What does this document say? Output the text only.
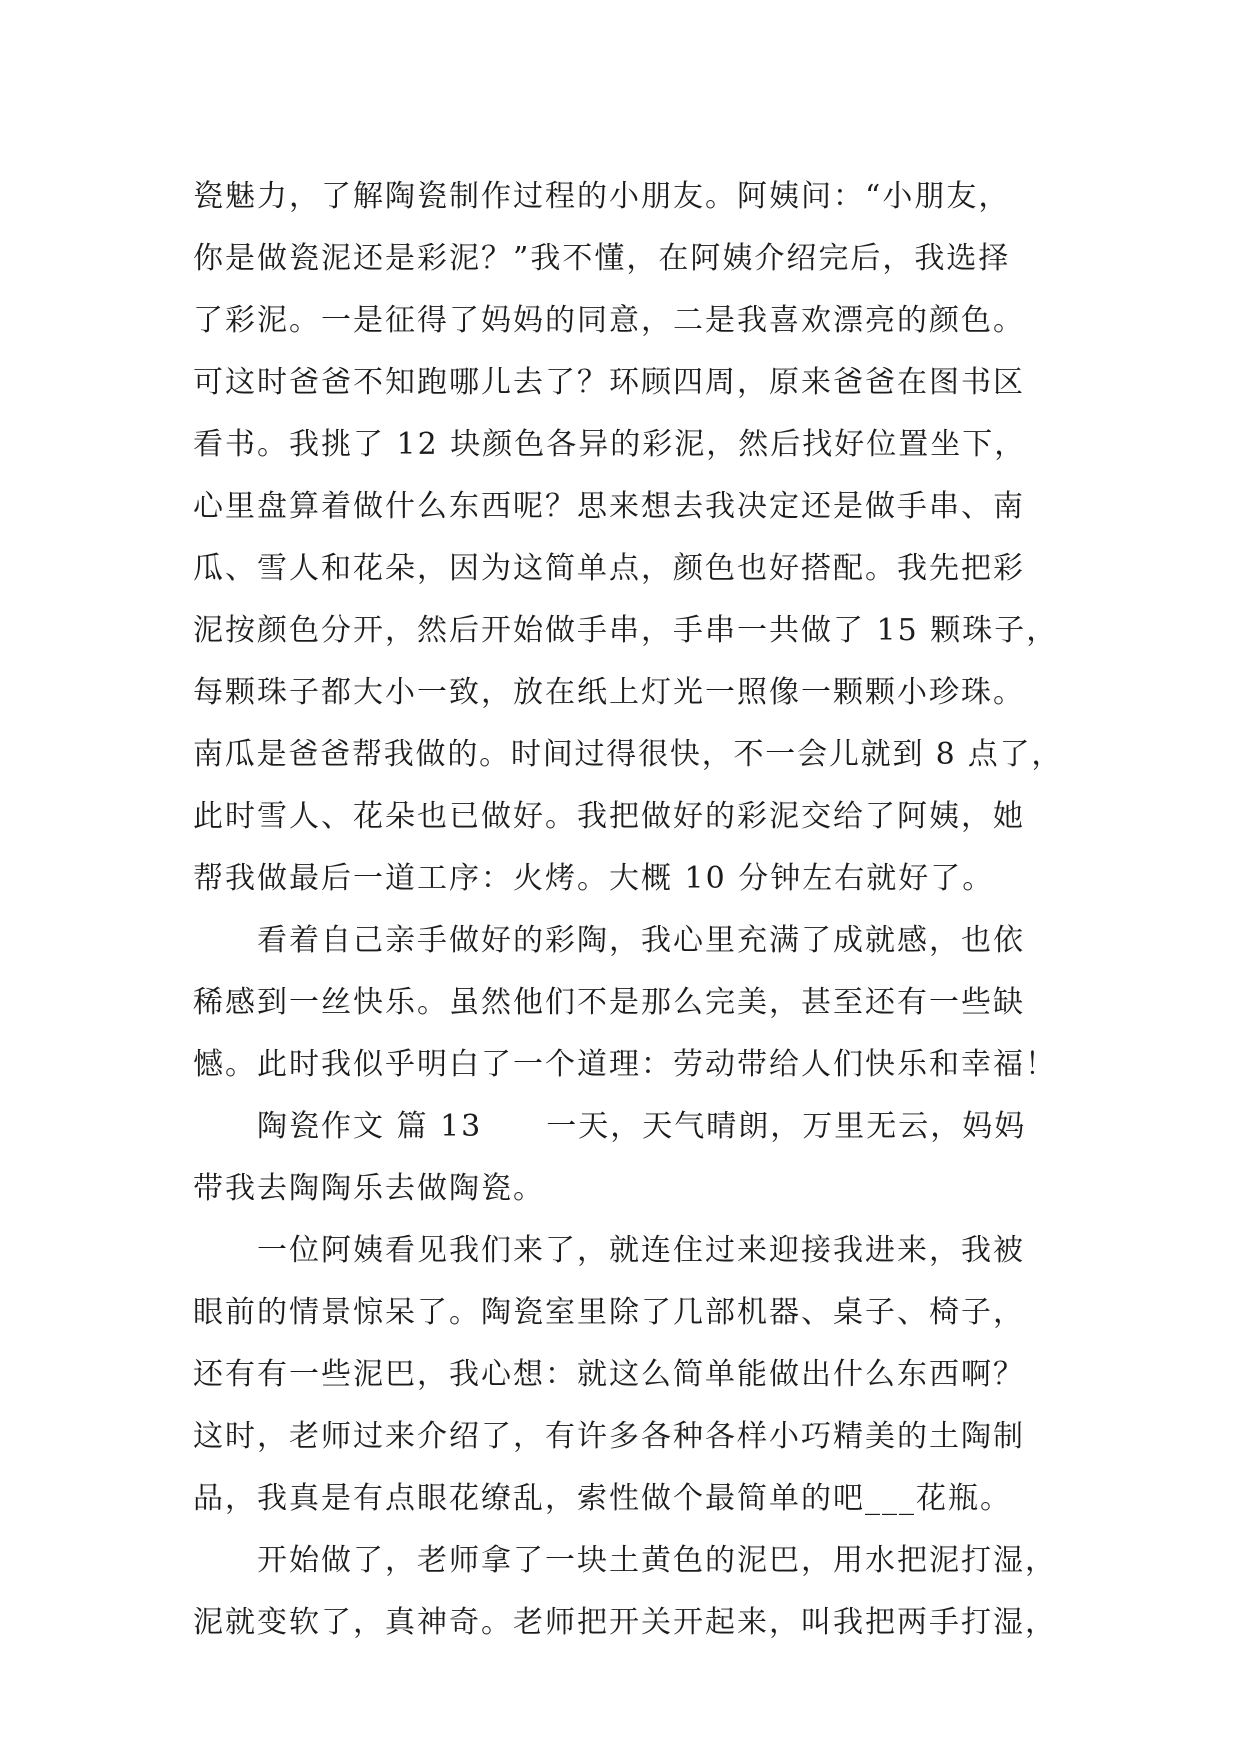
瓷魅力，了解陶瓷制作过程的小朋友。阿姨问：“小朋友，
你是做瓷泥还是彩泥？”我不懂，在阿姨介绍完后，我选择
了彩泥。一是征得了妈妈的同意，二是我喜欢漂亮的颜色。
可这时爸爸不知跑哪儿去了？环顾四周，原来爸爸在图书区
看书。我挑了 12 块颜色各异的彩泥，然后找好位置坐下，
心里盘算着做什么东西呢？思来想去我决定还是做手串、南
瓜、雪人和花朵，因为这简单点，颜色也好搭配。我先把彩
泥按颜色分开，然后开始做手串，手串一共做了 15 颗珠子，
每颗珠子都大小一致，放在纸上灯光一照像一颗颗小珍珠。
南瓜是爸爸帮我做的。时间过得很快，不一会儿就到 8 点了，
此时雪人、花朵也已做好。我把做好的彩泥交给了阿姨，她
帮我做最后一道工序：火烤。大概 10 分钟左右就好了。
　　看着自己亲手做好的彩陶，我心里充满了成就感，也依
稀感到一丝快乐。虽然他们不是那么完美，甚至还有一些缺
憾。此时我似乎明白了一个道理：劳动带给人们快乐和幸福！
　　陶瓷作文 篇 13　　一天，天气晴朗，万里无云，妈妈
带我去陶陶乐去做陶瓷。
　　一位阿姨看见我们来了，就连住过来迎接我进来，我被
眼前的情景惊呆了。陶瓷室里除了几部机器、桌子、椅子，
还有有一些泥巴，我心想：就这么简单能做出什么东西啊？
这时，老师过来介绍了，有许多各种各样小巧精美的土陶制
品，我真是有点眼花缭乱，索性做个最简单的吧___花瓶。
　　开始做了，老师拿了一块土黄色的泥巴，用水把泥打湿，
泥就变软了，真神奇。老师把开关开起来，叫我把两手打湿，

********************

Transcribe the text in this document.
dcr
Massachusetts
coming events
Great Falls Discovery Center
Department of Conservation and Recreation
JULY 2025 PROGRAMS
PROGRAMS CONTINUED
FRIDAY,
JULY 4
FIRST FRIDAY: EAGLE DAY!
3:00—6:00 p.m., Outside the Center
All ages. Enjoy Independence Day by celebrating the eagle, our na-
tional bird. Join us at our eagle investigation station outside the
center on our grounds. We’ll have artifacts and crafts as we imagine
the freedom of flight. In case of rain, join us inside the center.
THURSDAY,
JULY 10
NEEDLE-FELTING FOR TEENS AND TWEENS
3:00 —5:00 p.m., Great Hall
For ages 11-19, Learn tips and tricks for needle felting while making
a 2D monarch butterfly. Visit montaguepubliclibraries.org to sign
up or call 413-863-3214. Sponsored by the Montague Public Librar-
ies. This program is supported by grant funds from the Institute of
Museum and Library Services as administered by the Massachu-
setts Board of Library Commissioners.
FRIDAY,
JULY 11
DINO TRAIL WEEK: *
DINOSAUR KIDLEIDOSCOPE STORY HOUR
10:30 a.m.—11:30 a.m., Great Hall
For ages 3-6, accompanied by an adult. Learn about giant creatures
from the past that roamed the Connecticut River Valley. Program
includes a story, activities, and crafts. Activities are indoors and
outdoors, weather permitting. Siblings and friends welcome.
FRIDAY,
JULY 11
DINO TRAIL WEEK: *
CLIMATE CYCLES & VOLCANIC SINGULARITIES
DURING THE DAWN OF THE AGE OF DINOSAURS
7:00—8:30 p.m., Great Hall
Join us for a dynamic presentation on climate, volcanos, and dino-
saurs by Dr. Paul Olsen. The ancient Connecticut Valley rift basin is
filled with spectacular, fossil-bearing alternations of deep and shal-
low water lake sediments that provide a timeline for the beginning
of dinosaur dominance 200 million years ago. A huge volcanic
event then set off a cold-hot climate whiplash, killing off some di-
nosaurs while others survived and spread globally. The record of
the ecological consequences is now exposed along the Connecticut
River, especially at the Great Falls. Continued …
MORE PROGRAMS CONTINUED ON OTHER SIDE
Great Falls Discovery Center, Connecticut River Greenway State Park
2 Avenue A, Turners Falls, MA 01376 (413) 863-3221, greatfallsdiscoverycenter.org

********************

- GOAL -
Show each line holding the word "ages".

- TASK ANSWER -
All ages. Enjoy Independence Day by celebrating the eagle, our na-
For ages 11-19, Learn tips and tricks for needle felting while making
For ages 3-6, accompanied by an adult. Learn about giant creatures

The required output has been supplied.